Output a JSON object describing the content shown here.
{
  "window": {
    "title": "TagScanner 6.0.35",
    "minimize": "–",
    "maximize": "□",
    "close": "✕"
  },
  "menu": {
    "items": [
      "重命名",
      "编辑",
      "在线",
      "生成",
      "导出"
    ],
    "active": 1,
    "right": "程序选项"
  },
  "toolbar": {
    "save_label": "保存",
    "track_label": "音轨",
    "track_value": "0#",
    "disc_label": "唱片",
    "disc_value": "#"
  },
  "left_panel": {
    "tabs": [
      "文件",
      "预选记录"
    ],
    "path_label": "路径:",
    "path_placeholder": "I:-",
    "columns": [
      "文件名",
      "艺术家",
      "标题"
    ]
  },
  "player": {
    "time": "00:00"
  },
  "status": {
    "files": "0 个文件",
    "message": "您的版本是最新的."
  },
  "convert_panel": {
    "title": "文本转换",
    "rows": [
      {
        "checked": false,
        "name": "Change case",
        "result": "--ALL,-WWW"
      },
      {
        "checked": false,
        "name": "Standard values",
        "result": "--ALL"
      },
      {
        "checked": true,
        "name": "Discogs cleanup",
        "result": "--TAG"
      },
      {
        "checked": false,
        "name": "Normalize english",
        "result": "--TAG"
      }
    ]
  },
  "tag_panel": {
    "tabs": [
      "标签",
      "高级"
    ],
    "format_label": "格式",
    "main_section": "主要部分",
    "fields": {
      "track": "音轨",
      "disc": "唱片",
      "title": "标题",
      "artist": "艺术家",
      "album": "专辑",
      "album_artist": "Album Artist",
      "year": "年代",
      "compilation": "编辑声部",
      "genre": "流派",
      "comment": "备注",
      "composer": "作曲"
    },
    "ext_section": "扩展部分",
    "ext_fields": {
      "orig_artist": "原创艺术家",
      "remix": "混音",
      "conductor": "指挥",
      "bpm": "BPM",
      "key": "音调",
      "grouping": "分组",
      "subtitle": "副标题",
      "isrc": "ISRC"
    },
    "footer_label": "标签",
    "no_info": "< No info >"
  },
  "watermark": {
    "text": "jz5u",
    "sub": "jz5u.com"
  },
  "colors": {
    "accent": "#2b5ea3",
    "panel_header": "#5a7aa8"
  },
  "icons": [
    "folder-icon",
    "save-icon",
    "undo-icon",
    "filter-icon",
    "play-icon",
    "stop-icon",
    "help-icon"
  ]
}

- _JOB_:
Repeat all the entries exactly as given.

- _RESULT OF THE TASK_:
Output a JSON object describing the content shown here.
{
  "window": {
    "title": "TagScanner 6.0.35",
    "minimize": "–",
    "maximize": "□",
    "close": "✕"
  },
  "menu": {
    "items": [
      "重命名",
      "编辑",
      "在线",
      "生成",
      "导出"
    ],
    "active": 1,
    "right": "程序选项"
  },
  "toolbar": {
    "save_label": "保存",
    "track_label": "音轨",
    "track_value": "0#",
    "disc_label": "唱片",
    "disc_value": "#"
  },
  "left_panel": {
    "tabs": [
      "文件",
      "预选记录"
    ],
    "path_label": "路径:",
    "path_placeholder": "I:-",
    "columns": [
      "文件名",
      "艺术家",
      "标题"
    ]
  },
  "player": {
    "time": "00:00"
  },
  "status": {
    "files": "0 个文件",
    "message": "您的版本是最新的."
  },
  "convert_panel": {
    "title": "文本转换",
    "rows": [
      {
        "checked": false,
        "name": "Change case",
        "result": "--ALL,-WWW"
      },
      {
        "checked": false,
        "name": "Standard values",
        "result": "--ALL"
      },
      {
        "checked": true,
        "name": "Discogs cleanup",
        "result": "--TAG"
      },
      {
        "checked": false,
        "name": "Normalize english",
        "result": "--TAG"
      }
    ]
  },
  "tag_panel": {
    "tabs": [
      "标签",
      "高级"
    ],
    "format_label": "格式",
    "main_section": "主要部分",
    "fields": {
      "track": "音轨",
      "disc": "唱片",
      "title": "标题",
      "artist": "艺术家",
      "album": "专辑",
      "album_artist": "Album Artist",
      "year": "年代",
      "compilation": "编辑声部",
      "genre": "流派",
      "comment": "备注",
      "composer": "作曲"
    },
    "ext_section": "扩展部分",
    "ext_fields": {
      "orig_artist": "原创艺术家",
      "remix": "混音",
      "conductor": "指挥",
      "bpm": "BPM",
      "key": "音调",
      "grouping": "分组",
      "subtitle": "副标题",
      "isrc": "ISRC"
    },
    "footer_label": "标签",
    "no_info": "< No info >"
  },
  "watermark": {
    "text": "jz5u",
    "sub": "jz5u.com"
  },
  "colors": {
    "accent": "#2b5ea3",
    "panel_header": "#5a7aa8"
  },
  "icons": [
    "folder-icon",
    "save-icon",
    "undo-icon",
    "filter-icon",
    "play-icon",
    "stop-icon",
    "help-icon"
  ]
}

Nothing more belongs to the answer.